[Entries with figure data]

———

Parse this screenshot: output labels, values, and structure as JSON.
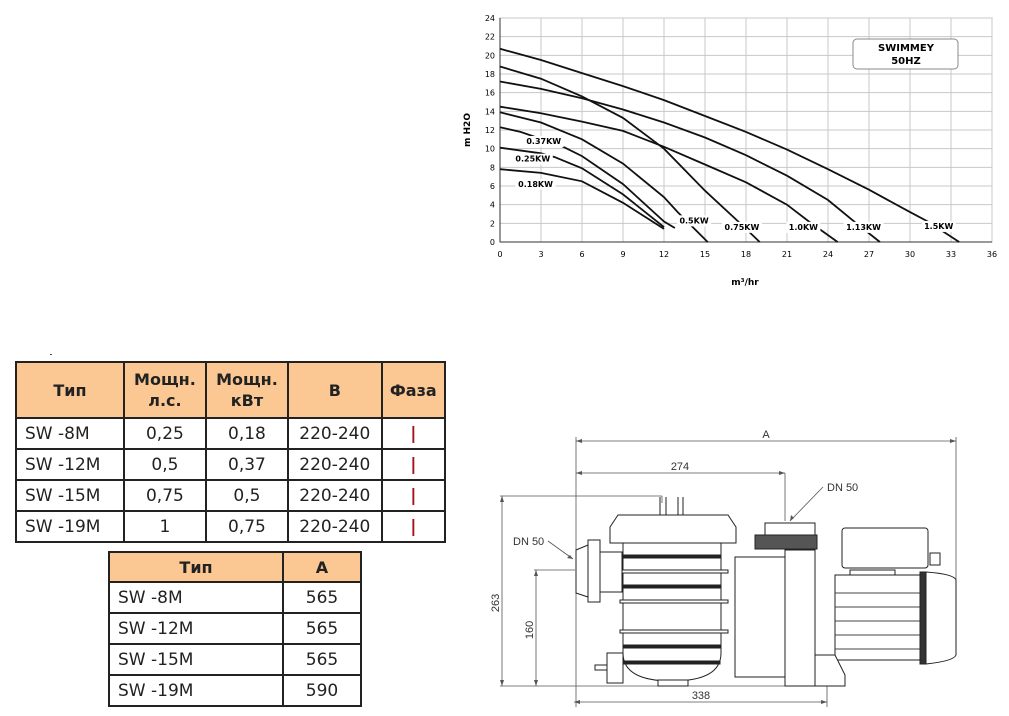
{
  "chart_data": {
    "type": "line",
    "title": "SWIMMEY 50HZ",
    "title_lines": [
      "SWIMMEY",
      "50HZ"
    ],
    "xlabel": "m³/hr",
    "ylabel": "m H2O",
    "xlim": [
      0,
      36
    ],
    "ylim": [
      0,
      24
    ],
    "xticks": [
      0,
      3,
      6,
      9,
      12,
      15,
      18,
      21,
      24,
      27,
      30,
      33,
      36
    ],
    "yticks": [
      0,
      2,
      4,
      6,
      8,
      10,
      12,
      14,
      16,
      18,
      20,
      22,
      24
    ],
    "grid": true,
    "series": [
      {
        "name": "0.18KW",
        "x": [
          0,
          3,
          6,
          9,
          12
        ],
        "y": [
          7.8,
          7.4,
          6.5,
          4.2,
          1.4
        ]
      },
      {
        "name": "0.25KW",
        "x": [
          0,
          3,
          4,
          6,
          9,
          12
        ],
        "y": [
          10.1,
          9.5,
          9.1,
          7.9,
          5.1,
          1.6
        ]
      },
      {
        "name": "0.37KW",
        "x": [
          0,
          1.5,
          4.5,
          6,
          9,
          12,
          12.8
        ],
        "y": [
          12.3,
          11.8,
          10.3,
          9.2,
          6.2,
          2.2,
          1.5
        ]
      },
      {
        "name": "0.5KW",
        "x": [
          0,
          3,
          6,
          9,
          12,
          13,
          15.2
        ],
        "y": [
          13.9,
          12.8,
          11,
          8.4,
          4.8,
          3.2,
          0
        ]
      },
      {
        "name": "0.75KW",
        "x": [
          0,
          3,
          6,
          9,
          12,
          15,
          17.5,
          19
        ],
        "y": [
          18.8,
          17.5,
          15.6,
          13.3,
          10,
          5.5,
          2.1,
          0
        ]
      },
      {
        "name": "1.0KW",
        "x": [
          0,
          3,
          6,
          9,
          12,
          15,
          18,
          21,
          22.6,
          24.7
        ],
        "y": [
          14.5,
          13.8,
          12.9,
          11.9,
          10.2,
          8.3,
          6.4,
          4.0,
          2.2,
          0
        ]
      },
      {
        "name": "1.13KW",
        "x": [
          0,
          3,
          6,
          9,
          12,
          15,
          18,
          21,
          24,
          26,
          27.8
        ],
        "y": [
          17.2,
          16.4,
          15.4,
          14.2,
          12.8,
          11.2,
          9.3,
          7.1,
          4.5,
          2.1,
          0
        ]
      },
      {
        "name": "1.5KW",
        "x": [
          0,
          3,
          6,
          9,
          12,
          15,
          18,
          21,
          24,
          27,
          30,
          31.3,
          33.6
        ],
        "y": [
          20.7,
          19.5,
          18.1,
          16.7,
          15.2,
          13.5,
          11.8,
          9.9,
          7.8,
          5.6,
          3.2,
          2.2,
          0
        ]
      }
    ],
    "labels": [
      {
        "text": "0.37KW",
        "x": 3.2,
        "y": 10.5
      },
      {
        "text": "0.25KW",
        "x": 2.4,
        "y": 8.6
      },
      {
        "text": "0.18KW",
        "x": 2.6,
        "y": 5.9
      },
      {
        "text": "0.5KW",
        "x": 14.2,
        "y": 2.0
      },
      {
        "text": "0.75KW",
        "x": 17.7,
        "y": 1.3
      },
      {
        "text": "1.0KW",
        "x": 22.2,
        "y": 1.3
      },
      {
        "text": "1.13KW",
        "x": 26.6,
        "y": 1.3
      },
      {
        "text": "1.5KW",
        "x": 32.1,
        "y": 1.4
      }
    ]
  },
  "table_power": {
    "headers": [
      [
        "Тип"
      ],
      [
        "Мощн.",
        "л.с."
      ],
      [
        "Мощн.",
        "кВт"
      ],
      [
        "В"
      ],
      [
        "Фаза"
      ]
    ],
    "rows": [
      [
        "SW -8M",
        "0,25",
        "0,18",
        "220-240",
        "|"
      ],
      [
        "SW -12M",
        "0,5",
        "0,37",
        "220-240",
        "|"
      ],
      [
        "SW -15M",
        "0,75",
        "0,5",
        "220-240",
        "|"
      ],
      [
        "SW -19M",
        "1",
        "0,75",
        "220-240",
        "|"
      ]
    ]
  },
  "table_dims": {
    "headers": [
      "Тип",
      "A"
    ],
    "rows": [
      [
        "SW -8M",
        "565"
      ],
      [
        "SW -12M",
        "565"
      ],
      [
        "SW -15M",
        "565"
      ],
      [
        "SW -19M",
        "590"
      ]
    ]
  },
  "drawing": {
    "dim_a": "A",
    "dim_274": "274",
    "dim_263": "263",
    "dim_160": "160",
    "dim_338": "338",
    "outlet_label": "DN 50",
    "inlet_label": "DN 50"
  },
  "colors": {
    "header_bg": "#fbc894",
    "phase_mark": "#a3121d",
    "grid": "#c8c8c8"
  }
}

———

* _Problem to work on_:
Across the material above, how many lines include the string "labels"? Only the number is wanted.

* _Exercise answer_:
2